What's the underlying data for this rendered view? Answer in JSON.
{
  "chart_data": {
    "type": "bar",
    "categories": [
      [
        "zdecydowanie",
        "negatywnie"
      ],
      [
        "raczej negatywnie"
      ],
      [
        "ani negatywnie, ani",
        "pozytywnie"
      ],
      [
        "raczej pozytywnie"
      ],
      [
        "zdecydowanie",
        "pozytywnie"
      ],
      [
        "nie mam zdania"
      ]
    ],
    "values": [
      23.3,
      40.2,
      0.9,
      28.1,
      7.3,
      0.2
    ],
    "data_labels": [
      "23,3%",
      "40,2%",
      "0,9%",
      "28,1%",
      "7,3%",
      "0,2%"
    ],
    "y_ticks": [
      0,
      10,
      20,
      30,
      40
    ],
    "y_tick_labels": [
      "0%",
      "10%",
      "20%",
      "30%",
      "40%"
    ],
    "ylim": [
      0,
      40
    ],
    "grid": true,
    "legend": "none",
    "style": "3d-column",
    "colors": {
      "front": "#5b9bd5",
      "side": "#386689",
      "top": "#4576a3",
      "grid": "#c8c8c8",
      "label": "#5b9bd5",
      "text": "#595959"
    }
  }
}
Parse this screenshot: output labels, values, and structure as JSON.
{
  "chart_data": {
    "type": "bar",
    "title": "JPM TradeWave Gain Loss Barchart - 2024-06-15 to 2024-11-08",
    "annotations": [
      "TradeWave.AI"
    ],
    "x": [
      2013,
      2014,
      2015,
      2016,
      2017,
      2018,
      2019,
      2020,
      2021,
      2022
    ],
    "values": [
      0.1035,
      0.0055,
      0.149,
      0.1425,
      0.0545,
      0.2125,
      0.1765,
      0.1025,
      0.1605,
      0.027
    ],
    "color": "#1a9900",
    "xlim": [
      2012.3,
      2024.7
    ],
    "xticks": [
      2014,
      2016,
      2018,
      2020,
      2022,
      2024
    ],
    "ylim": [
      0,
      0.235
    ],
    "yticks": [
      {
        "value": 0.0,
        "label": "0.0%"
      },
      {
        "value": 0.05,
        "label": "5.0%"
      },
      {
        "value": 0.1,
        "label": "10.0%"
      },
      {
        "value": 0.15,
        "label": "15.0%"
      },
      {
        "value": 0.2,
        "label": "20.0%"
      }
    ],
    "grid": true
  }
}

+ + + +

- **Job**
Write out all the records above again, exactly as they stand.

- **Output below**
What's the underlying data for this rendered view? Answer in JSON.
{
  "chart_data": {
    "type": "bar",
    "categories": [
      [
        "zdecydowanie",
        "negatywnie"
      ],
      [
        "raczej negatywnie"
      ],
      [
        "ani negatywnie, ani",
        "pozytywnie"
      ],
      [
        "raczej pozytywnie"
      ],
      [
        "zdecydowanie",
        "pozytywnie"
      ],
      [
        "nie mam zdania"
      ]
    ],
    "values": [
      23.3,
      40.2,
      0.9,
      28.1,
      7.3,
      0.2
    ],
    "data_labels": [
      "23,3%",
      "40,2%",
      "0,9%",
      "28,1%",
      "7,3%",
      "0,2%"
    ],
    "y_ticks": [
      0,
      10,
      20,
      30,
      40
    ],
    "y_tick_labels": [
      "0%",
      "10%",
      "20%",
      "30%",
      "40%"
    ],
    "ylim": [
      0,
      40
    ],
    "grid": true,
    "legend": "none",
    "style": "3d-column",
    "colors": {
      "front": "#5b9bd5",
      "side": "#386689",
      "top": "#4576a3",
      "grid": "#c8c8c8",
      "label": "#5b9bd5",
      "text": "#595959"
    }
  }
}
Parse this screenshot: output labels, values, and structure as JSON.
{
  "chart_data": {
    "type": "bar",
    "title": "JPM TradeWave Gain Loss Barchart - 2024-06-15 to 2024-11-08",
    "annotations": [
      "TradeWave.AI"
    ],
    "x": [
      2013,
      2014,
      2015,
      2016,
      2017,
      2018,
      2019,
      2020,
      2021,
      2022
    ],
    "values": [
      0.1035,
      0.0055,
      0.149,
      0.1425,
      0.0545,
      0.2125,
      0.1765,
      0.1025,
      0.1605,
      0.027
    ],
    "color": "#1a9900",
    "xlim": [
      2012.3,
      2024.7
    ],
    "xticks": [
      2014,
      2016,
      2018,
      2020,
      2022,
      2024
    ],
    "ylim": [
      0,
      0.235
    ],
    "yticks": [
      {
        "value": 0.0,
        "label": "0.0%"
      },
      {
        "value": 0.05,
        "label": "5.0%"
      },
      {
        "value": 0.1,
        "label": "10.0%"
      },
      {
        "value": 0.15,
        "label": "15.0%"
      },
      {
        "value": 0.2,
        "label": "20.0%"
      }
    ],
    "grid": true
  }
}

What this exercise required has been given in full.